Write out every line below that includes the word "цель".

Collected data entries
--- BEGIN ---
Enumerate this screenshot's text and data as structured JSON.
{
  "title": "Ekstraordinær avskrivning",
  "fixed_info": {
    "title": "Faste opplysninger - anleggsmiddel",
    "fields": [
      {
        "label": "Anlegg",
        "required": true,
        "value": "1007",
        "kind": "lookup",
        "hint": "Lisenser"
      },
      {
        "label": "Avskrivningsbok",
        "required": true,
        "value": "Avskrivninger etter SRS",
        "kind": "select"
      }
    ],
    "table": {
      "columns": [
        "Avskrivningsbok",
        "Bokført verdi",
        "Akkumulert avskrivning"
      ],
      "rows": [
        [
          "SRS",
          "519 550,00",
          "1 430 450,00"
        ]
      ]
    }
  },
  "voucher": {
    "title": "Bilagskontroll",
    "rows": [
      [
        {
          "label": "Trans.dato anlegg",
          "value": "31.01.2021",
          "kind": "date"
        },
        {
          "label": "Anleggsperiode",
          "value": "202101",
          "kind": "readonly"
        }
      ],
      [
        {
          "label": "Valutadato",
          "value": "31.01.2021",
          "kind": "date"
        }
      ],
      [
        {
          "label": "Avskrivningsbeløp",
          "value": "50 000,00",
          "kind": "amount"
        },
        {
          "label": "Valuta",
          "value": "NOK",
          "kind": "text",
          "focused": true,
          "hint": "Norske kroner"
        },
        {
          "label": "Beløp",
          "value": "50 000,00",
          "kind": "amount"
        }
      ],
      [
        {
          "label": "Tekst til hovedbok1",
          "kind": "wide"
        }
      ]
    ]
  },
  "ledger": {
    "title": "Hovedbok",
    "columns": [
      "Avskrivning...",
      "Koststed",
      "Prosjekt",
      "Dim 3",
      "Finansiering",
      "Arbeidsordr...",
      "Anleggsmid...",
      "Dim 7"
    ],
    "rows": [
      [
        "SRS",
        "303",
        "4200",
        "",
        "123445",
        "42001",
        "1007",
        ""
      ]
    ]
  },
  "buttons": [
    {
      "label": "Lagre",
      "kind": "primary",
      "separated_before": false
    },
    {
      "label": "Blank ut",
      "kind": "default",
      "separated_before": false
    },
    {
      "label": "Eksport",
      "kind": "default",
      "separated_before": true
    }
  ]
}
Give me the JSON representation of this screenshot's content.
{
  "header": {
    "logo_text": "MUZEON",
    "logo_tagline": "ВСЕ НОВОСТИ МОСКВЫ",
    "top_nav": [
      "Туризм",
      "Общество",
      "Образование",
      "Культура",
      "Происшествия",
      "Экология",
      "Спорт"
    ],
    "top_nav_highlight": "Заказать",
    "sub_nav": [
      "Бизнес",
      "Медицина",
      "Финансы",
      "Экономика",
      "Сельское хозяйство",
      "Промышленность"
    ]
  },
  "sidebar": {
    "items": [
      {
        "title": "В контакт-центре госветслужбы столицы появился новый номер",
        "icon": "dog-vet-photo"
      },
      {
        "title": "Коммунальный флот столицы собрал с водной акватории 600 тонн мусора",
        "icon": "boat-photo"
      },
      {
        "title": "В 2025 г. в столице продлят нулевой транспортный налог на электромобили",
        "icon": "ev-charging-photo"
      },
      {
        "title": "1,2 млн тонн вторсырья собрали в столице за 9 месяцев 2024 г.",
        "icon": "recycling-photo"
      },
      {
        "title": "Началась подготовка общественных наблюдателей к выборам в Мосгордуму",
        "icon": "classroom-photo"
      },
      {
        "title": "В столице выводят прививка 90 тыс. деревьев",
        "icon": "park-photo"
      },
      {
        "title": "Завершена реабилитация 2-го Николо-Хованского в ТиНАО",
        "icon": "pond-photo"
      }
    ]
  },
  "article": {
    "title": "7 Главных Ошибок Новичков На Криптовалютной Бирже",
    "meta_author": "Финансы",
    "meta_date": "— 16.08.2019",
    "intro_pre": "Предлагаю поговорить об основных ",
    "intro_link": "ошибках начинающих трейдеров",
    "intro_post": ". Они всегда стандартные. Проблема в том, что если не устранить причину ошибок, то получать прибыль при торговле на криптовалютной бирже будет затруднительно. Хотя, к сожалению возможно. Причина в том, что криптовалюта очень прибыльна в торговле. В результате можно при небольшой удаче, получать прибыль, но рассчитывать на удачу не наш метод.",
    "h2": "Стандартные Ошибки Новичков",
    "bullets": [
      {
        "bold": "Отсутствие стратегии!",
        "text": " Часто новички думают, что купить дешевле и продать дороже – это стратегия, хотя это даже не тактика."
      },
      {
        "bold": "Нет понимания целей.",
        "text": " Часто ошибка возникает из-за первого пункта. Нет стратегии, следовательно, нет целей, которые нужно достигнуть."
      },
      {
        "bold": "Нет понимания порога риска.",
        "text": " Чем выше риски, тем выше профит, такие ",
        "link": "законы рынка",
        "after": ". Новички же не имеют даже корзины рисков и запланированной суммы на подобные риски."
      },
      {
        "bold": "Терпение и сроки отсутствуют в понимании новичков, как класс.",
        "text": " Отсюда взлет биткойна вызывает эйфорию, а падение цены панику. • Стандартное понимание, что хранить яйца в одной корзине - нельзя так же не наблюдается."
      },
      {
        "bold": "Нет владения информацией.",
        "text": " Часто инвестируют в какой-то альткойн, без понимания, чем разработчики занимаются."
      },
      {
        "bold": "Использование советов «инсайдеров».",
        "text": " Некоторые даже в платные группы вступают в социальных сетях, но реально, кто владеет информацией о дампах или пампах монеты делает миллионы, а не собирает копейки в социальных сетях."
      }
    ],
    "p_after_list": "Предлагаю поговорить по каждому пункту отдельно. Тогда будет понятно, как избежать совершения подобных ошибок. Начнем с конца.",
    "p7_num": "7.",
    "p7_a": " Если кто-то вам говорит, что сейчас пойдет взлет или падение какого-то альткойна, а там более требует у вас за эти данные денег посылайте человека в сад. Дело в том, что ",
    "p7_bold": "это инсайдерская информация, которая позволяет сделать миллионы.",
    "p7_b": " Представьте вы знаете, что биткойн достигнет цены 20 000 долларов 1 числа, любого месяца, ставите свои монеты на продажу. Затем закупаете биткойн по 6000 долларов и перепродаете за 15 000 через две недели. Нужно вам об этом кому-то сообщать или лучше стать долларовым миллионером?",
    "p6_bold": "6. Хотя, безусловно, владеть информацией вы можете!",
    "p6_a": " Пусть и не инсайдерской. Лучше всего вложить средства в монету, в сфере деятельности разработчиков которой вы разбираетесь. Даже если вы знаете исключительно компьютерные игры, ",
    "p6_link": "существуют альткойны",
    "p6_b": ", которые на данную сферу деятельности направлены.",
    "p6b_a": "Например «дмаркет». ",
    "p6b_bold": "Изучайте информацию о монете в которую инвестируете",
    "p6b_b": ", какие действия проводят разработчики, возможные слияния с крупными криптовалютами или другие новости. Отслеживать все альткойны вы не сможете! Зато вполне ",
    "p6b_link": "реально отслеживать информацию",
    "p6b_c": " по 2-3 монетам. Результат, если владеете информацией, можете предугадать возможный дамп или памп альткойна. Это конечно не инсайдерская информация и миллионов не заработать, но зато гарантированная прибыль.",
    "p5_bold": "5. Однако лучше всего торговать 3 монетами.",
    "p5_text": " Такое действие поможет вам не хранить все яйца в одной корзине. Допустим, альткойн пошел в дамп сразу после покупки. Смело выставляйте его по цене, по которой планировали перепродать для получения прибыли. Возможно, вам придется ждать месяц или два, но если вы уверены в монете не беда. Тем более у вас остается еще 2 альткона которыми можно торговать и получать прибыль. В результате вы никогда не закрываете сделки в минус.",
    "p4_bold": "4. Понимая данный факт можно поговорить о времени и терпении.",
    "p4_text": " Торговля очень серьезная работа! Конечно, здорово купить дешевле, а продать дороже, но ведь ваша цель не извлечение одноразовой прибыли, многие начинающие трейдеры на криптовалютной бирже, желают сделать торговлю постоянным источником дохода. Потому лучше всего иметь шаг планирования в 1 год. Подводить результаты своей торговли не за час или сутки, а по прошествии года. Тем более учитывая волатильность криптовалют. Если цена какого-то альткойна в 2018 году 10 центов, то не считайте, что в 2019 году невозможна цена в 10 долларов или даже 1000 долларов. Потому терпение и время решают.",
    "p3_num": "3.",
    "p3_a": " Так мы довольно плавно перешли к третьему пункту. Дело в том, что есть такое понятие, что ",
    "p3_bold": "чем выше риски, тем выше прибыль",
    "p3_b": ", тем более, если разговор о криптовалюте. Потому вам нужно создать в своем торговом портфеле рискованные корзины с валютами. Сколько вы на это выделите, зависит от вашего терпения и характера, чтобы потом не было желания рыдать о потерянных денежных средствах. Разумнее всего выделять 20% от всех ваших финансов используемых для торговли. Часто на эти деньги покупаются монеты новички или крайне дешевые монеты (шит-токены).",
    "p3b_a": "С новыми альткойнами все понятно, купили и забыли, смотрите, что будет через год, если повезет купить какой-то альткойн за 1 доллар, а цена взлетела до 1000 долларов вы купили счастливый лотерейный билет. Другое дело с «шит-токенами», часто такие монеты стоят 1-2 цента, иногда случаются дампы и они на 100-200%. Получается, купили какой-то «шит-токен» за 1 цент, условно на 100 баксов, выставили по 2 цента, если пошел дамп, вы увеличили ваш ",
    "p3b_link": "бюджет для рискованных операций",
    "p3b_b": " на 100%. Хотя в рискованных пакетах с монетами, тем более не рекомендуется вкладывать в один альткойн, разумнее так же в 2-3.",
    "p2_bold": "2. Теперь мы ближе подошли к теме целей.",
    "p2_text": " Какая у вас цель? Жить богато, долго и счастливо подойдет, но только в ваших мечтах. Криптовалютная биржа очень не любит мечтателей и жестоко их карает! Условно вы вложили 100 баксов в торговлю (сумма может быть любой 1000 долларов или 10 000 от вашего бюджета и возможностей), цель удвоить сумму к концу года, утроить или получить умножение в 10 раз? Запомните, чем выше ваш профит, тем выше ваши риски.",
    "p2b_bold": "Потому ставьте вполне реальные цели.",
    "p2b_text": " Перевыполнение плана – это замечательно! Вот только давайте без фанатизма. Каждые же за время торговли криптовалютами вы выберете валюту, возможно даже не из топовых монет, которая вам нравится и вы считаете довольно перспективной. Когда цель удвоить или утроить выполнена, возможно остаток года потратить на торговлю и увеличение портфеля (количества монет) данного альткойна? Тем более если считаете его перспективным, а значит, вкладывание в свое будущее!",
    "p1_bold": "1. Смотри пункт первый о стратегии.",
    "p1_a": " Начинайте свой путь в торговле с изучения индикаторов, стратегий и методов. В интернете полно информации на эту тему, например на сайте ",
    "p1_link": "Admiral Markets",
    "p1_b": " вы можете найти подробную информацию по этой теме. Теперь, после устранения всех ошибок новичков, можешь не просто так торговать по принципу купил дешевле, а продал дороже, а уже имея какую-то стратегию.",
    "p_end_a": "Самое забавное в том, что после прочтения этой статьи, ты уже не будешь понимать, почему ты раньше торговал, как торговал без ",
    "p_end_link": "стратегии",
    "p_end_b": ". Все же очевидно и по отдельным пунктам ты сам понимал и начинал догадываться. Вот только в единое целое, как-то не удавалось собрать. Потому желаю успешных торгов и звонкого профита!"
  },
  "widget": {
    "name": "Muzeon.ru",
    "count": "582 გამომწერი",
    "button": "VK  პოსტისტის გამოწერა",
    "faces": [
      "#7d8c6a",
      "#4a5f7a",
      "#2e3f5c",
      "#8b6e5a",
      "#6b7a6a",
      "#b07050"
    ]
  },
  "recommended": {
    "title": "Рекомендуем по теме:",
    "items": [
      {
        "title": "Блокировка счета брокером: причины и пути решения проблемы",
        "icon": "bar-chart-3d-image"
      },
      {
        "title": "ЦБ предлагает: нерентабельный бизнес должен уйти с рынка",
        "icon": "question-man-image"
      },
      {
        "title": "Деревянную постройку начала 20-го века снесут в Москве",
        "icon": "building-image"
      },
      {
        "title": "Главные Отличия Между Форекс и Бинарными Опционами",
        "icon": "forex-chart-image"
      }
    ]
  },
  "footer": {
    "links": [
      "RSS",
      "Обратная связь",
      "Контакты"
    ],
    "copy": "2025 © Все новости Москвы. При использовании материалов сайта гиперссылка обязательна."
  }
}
--- END ---
Response to this task.
    "p4_text": " Торговля очень серьезная работа! Конечно, здорово купить дешевле, а продать дороже, но ведь ваша цель не извлечение одноразовой прибыли, многие начинающие трейдеры на криптовалютной бирже, желают сделать торговлю постоянным источником дохода. Потому лучше всего иметь шаг планирования в 1 год. Подводить результаты своей торговли не за час или сутки, а по прошествии года. Тем более учитывая волатильность криптовалют. Если цена какого-то альткойна в 2018 году 10 центов, то не считайте, что в 2019 году невозможна цена в 10 долларов или даже 1000 долларов. Потому терпение и время решают.",
    "p2_text": " Какая у вас цель? Жить богато, долго и счастливо подойдет, но только в ваших мечтах. Криптовалютная биржа очень не любит мечтателей и жестоко их карает! Условно вы вложили 100 баксов в торговлю (сумма может быть любой 1000 долларов или 10 000 от вашего бюджета и возможностей), цель удвоить сумму к концу года, утроить или получить умножение в 10 раз? Запомните, чем выше ваш профит, тем выше ваши риски.",
    "p2b_text": " Перевыполнение плана – это замечательно! Вот только давайте без фанатизма. Каждые же за время торговли криптовалютами вы выберете валюту, возможно даже не из топовых монет, которая вам нравится и вы считаете довольно перспективной. Когда цель удвоить или утроить выполнена, возможно остаток года потратить на торговлю и увеличение портфеля (количества монет) данного альткойна? Тем более если считаете его перспективным, а значит, вкладывание в свое будущее!",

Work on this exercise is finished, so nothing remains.